Stated problem
Identify and copy all lines of the material where the string "плотность" is found.

Provided information
===

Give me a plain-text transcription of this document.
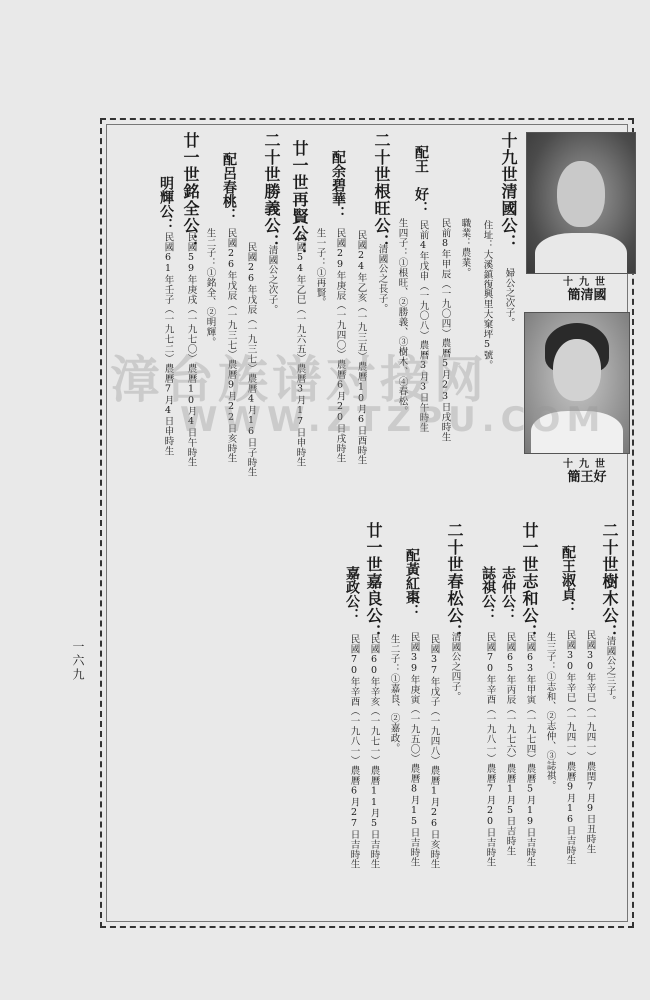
十九世
簡清國
十九世
簡王好
十九世清國公：
婦公之次子。
住址：大溪鎮復興里大窠坪5號。
職業：農業。
民前8年甲辰（一九〇四）農曆5月23日戌時生
配王　好：
民前4年戊申（一九〇八）農曆3月3日午時生
生四子：①根旺、②勝義、③樹木、④春松。
二十世根旺公：
清國公之長子。
民國24年乙亥（一九三五）農曆10月6日酉時生
配余碧華：
民國29年庚辰（一九四〇）農曆6月20日戌時生
生一子：①再賢。
廿一世再賢公：
民國54年乙巳（一九六五）農曆3月17日申時生
二十世勝義公：
清國公之次子。
民國26年戊辰（一九三七）農曆4月16日子時生
配呂春桃：
民國26年戊辰（一九三七）農曆9月22日亥時生
生二子：①銘全、②明輝。
廿一世銘全公：
民國59年庚戌（一九七〇）農曆10月4日午時生
明輝公：
民國61年壬子（一九七二）農曆7月4日申時生
二十世樹木公：
清國公之三子。
民國30年辛巳（一九四一）農閏7月9日丑時生
配王淑貞：
民國30年辛巳（一九四一）農曆9月16日吉時生
生三子：①志和、②志仲、③誌祺。
廿一世志和公：
民國63年甲寅（一九七四）農曆5月19日吉時生
志仲公：
民國65年丙辰（一九七六）農曆1月5日吉時生
誌祺公：
民國70年辛酉（一九八一）農曆7月20日吉時生
二十世春松公：
清國公之四子。
民國37年戊子（一九四八）農曆1月26日亥時生
配黃紅棗：
民國39年庚寅（一九五〇）農曆8月15日吉時生
生二子：①嘉良、②嘉政。
廿一世嘉良公：
民國60年辛亥（一九七一）農曆11月5日吉時生
嘉政公：
民國70年辛酉（一九八一）農曆6月27日吉時生
漳台族谱对接网
WWW.ZTZPU.COM
一六九
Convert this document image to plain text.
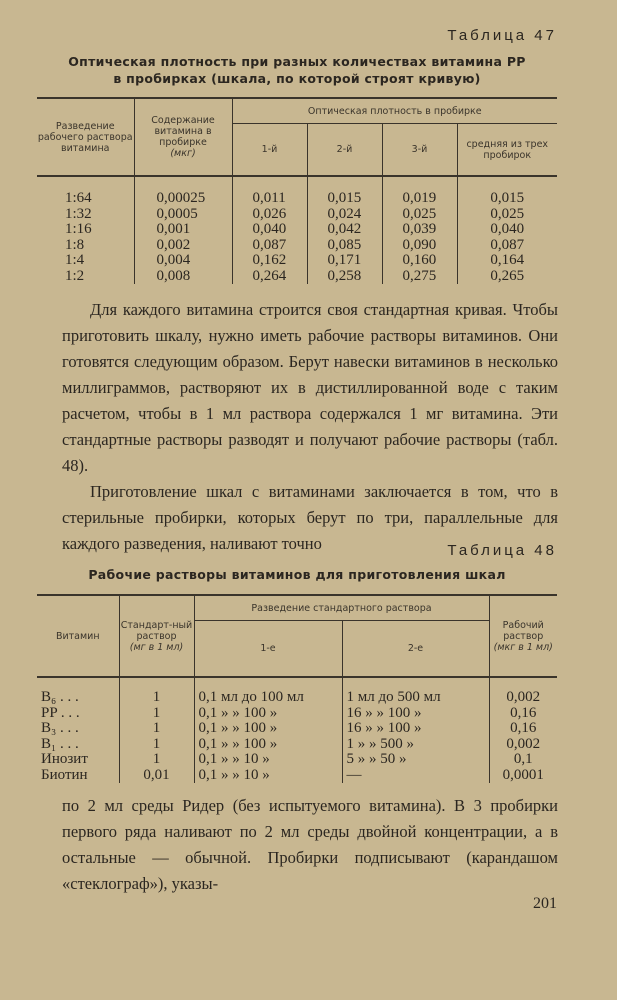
Таблица 47
Оптическая плотность при разных количествах витамина PP
в пробирках (шкала, по которой строят кривую)
Разведение рабочего раствора витамина	Содержание витамина в пробирке
(мкг)	Оптическая плотность в пробирке			
		1-й	2-й	3-й	средняя из трех пробирок
1:64	0,00025	0,011	0,015	0,019	0,015
1:32	0,0005	0,026	0,024	0,025	0,025
1:16	0,001	0,040	0,042	0,039	0,040
1:8	0,002	0,087	0,085	0,090	0,087
1:4	0,004	0,162	0,171	0,160	0,164
1:2	0,008	0,264	0,258	0,275	0,265

Для каждого витамина строится своя стандартная кривая. Чтобы приготовить шкалу, нужно иметь рабочие растворы витаминов. Они готовятся следующим образом. Берут навески витаминов в несколько миллиграммов, растворяют их в дистиллированной воде с таким расчетом, чтобы в 1 мл раствора содержался 1 мг витамина. Эти стандартные растворы разводят и получают рабочие растворы (табл. 48).

Приготовление шкал с витаминами заключается в том, что в стерильные пробирки, которых берут по три, параллельные для каждого разведения, наливают точно	Таблица 48
Рабочие растворы витаминов для приготовления шкал
Витамин	Стандарт-ный раствор
(мг в 1 мл)	Разведение стандартного раствора		Рабочий раствор
(мкг в 1 мл)
		1-е	2-е	
B₆ . . .	1	0,1 мл до 100 мл	1 мл до 500 мл	0,002
PP . . .	1	0,1 » » 100 »	16 » » 100 »	0,16
B₃ . . .	1	0,1 » » 100 »	16 » » 100 »	0,16
B₁ . . .	1	0,1 » » 100 »	1 » » 500 »	0,002
Инозит	1	0,1 » » 10 »	5 » » 50 »	0,1
Биотин	0,01	0,1 » » 10 »	—	0,0001

по 2 мл среды Ридер (без испытуемого витамина). В 3 пробирки первого ряда наливают по 2 мл среды двойной концентрации, а в остальные — обычной. Пробирки подписывают (карандашом «стеклограф»), указы-

201
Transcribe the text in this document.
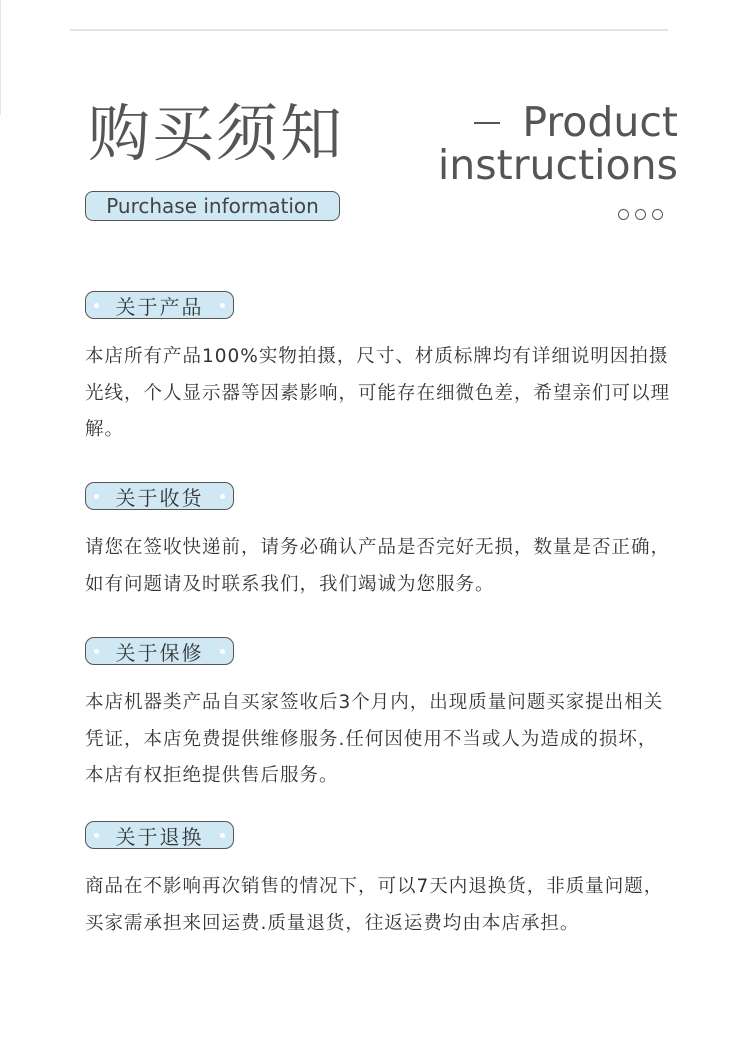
购买须知	Product
instructions
Purchase information
关于产品
本店所有产品100%实物拍摄，尺寸、材质标牌均有详细说明因拍摄光线，个人显示器等因素影响，可能存在细微色差，希望亲们可以理解。
关于收货
请您在签收快递前，请务必确认产品是否完好无损，数量是否正确，如有问题请及时联系我们，我们竭诚为您服务。
关于保修
本店机器类产品自买家签收后3个月内，出现质量问题买家提出相关凭证，本店免费提供维修服务.任何因使用不当或人为造成的损坏，本店有权拒绝提供售后服务。
关于退换
商品在不影响再次销售的情况下，可以7天内退换货，非质量问题，买家需承担来回运费.质量退货，往返运费均由本店承担。
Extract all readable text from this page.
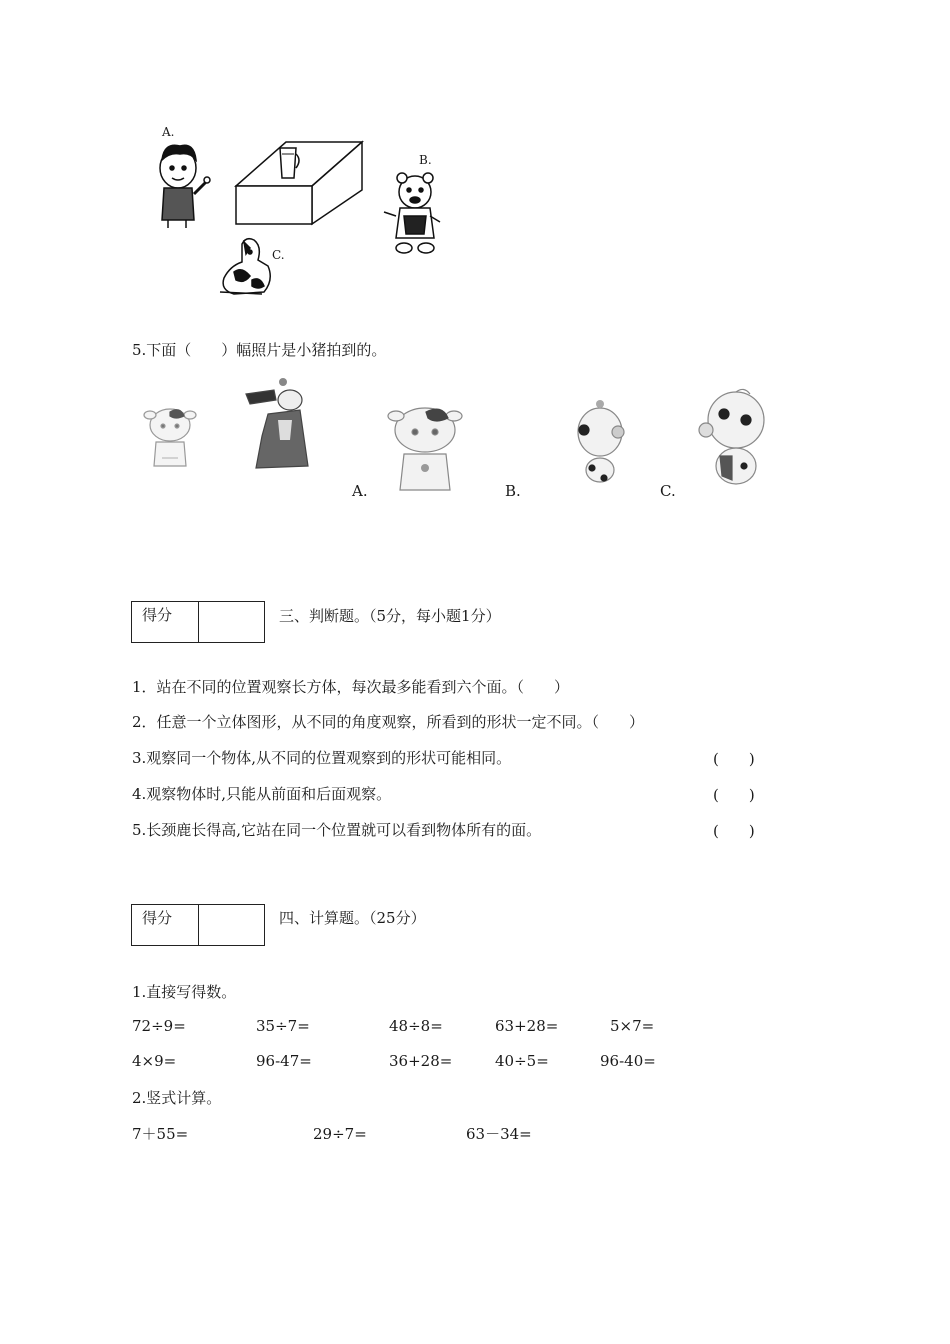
A.
B.
C.
5.下面（　　）幅照片是小猪拍到的。
A.	B.	C.
得分	三、判断题。（5分，每小题1分）
1．站在不同的位置观察长方体，每次最多能看到六个面。（　　）
2．任意一个立体图形，从不同的角度观察，所看到的形状一定不同。（　　）
3.观察同一个物体,从不同的位置观察到的形状可能相同。	(　　)
4.观察物体时,只能从前面和后面观察。	(　　)
5.长颈鹿长得高,它站在同一个位置就可以看到物体所有的面。	(　　)
得分	四、计算题。（25分）
1.直接写得数。
72÷9=	35÷7=	48÷8=	63+28=	5×7=
4×9=	96-47=	36+28=	40÷5=	96-40=
2.竖式计算。
7＋55=	29÷7=	63－34=
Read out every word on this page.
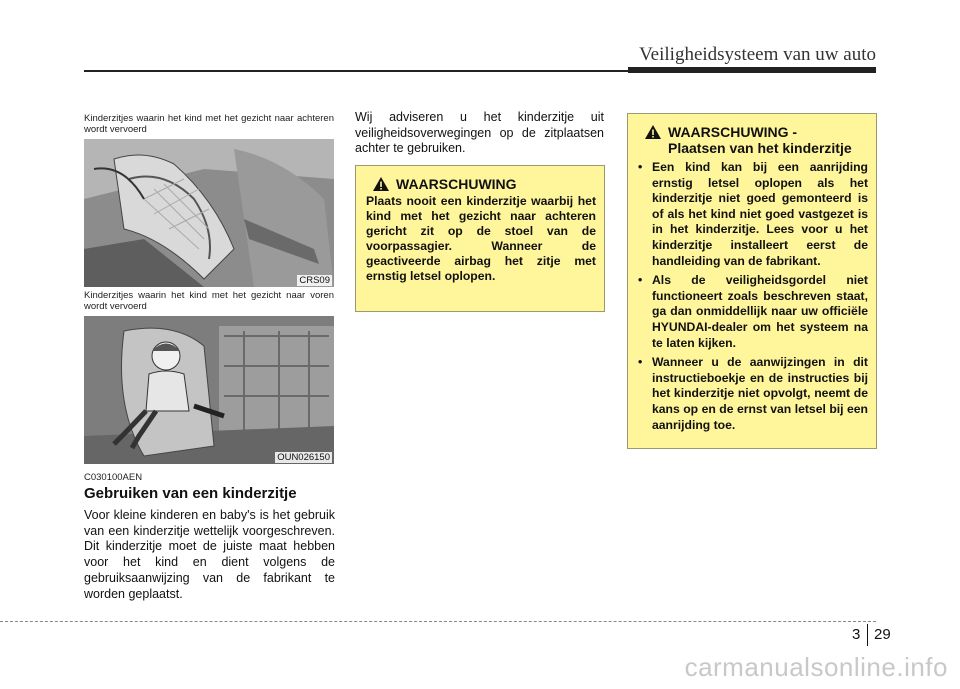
Veiligheidsysteem van uw auto
Kinderzitjes waarin het kind met het gezicht naar achteren wordt vervoerd
CRS09
Kinderzitjes waarin het kind met het gezicht naar voren wordt vervoerd
OUN026150
C030100AEN
Gebruiken van een kinderzitje
Voor kleine kinderen en baby's is het gebruik van een kinderzitje wettelijk voorgeschreven. Dit kinderzitje moet de juiste maat hebben voor het kind en dient volgens de gebruiksaanwijzing van de fabrikant te worden geplaatst.
Wij adviseren u het kinderzitje uit veiligheidsoverwegingen op de zitplaatsen achter te gebruiken.
WAARSCHUWING
Plaats nooit een kinderzitje waarbij het kind met het gezicht naar achteren gericht zit op de stoel van de voorpassagier. Wanneer de geactiveerde airbag het zitje met ernstig letsel oplopen.
WAARSCHUWING -
Plaatsen van het kinderzitje
• Een kind kan bij een aanrijding ernstig letsel oplopen als het kinderzitje niet goed gemonteerd is of als het kind niet goed vastgezet is in het kinderzitje. Lees voor u het kinderzitje installeert eerst de handleiding van de fabrikant.
• Als de veiligheidsgordel niet functioneert zoals beschreven staat, ga dan onmiddellijk naar uw officiële HYUNDAI-dealer om het systeem na te laten kijken.
• Wanneer u de aanwijzingen in dit instructieboekje en de instructies bij het kinderzitje niet opvolgt, neemt de kans op en de ernst van letsel bij een aanrijding toe.
3 29
carmanualsonline.info
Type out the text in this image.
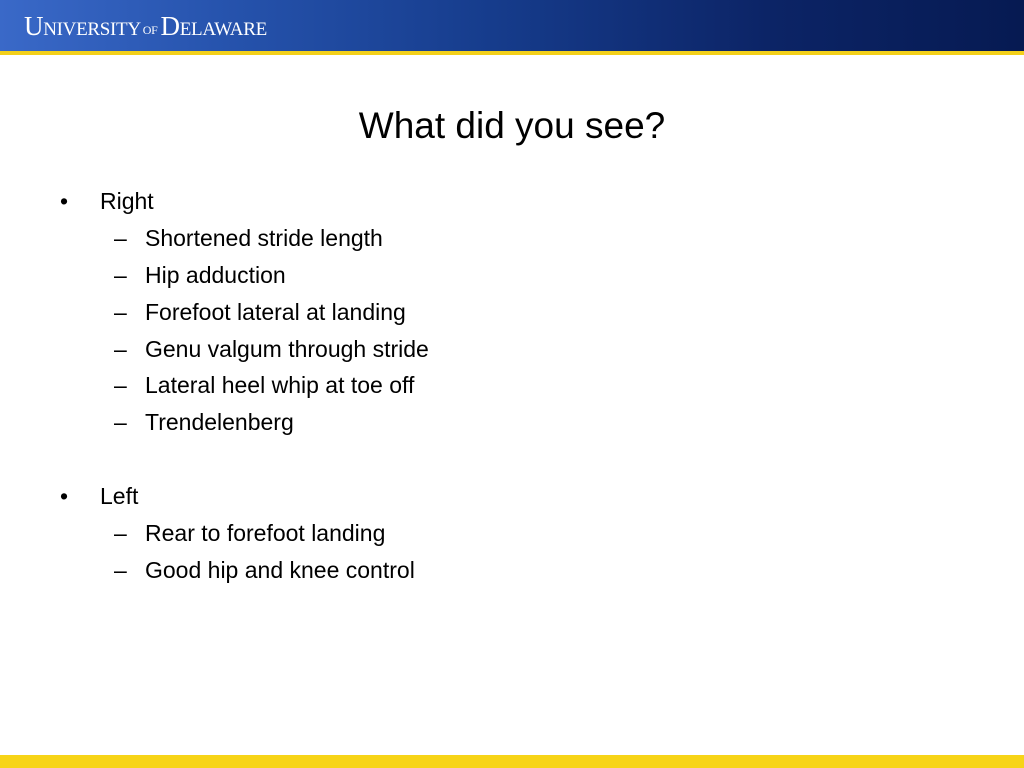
UNIVERSITY OF DELAWARE
What did you see?
• Right
– Shortened stride length
– Hip adduction
– Forefoot lateral at landing
– Genu valgum through stride
– Lateral heel whip at toe off
– Trendelenberg
• Left
– Rear to forefoot landing
– Good hip and knee control
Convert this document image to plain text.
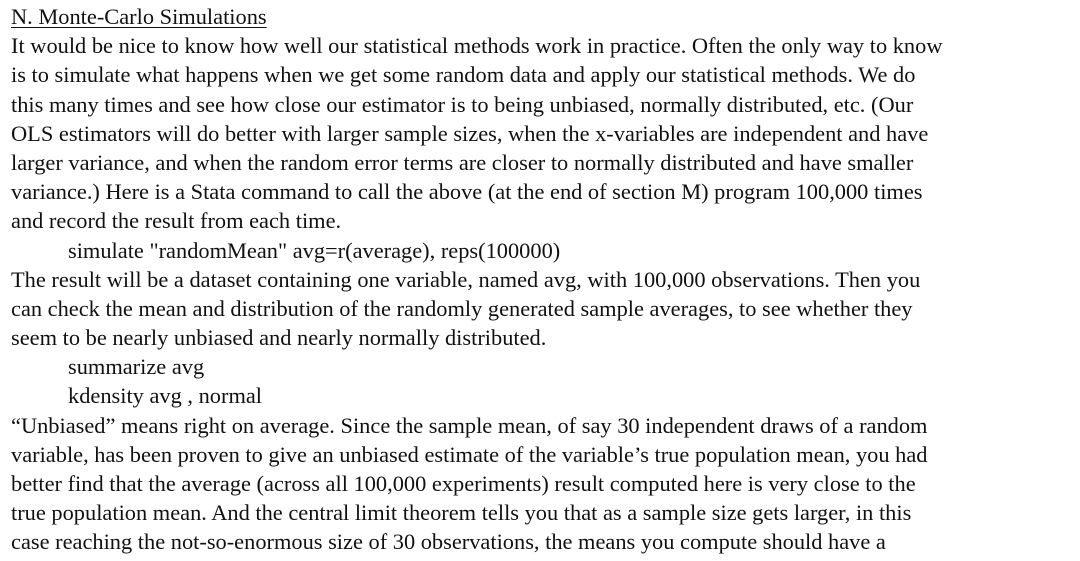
N. Monte-Carlo Simulations
It would be nice to know how well our statistical methods work in practice. Often the only way to know
is to simulate what happens when we get some random data and apply our statistical methods. We do
this many times and see how close our estimator is to being unbiased, normally distributed, etc. (Our
OLS estimators will do better with larger sample sizes, when the x-variables are independent and have
larger variance, and when the random error terms are closer to normally distributed and have smaller
variance.) Here is a Stata command to call the above (at the end of section M) program 100,000 times
and record the result from each time.
simulate "randomMean" avg=r(average), reps(100000)
The result will be a dataset containing one variable, named avg, with 100,000 observations. Then you
can check the mean and distribution of the randomly generated sample averages, to see whether they
seem to be nearly unbiased and nearly normally distributed.
summarize avg
kdensity avg , normal
“Unbiased” means right on average. Since the sample mean, of say 30 independent draws of a random
variable, has been proven to give an unbiased estimate of the variable’s true population mean, you had
better find that the average (across all 100,000 experiments) result computed here is very close to the
true population mean. And the central limit theorem tells you that as a sample size gets larger, in this
case reaching the not-so-enormous size of 30 observations, the means you compute should have a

===

Correct output
Оптическая плотность при разных количествах витамина PP
(мкг)	Оптическая плотность в пробирке			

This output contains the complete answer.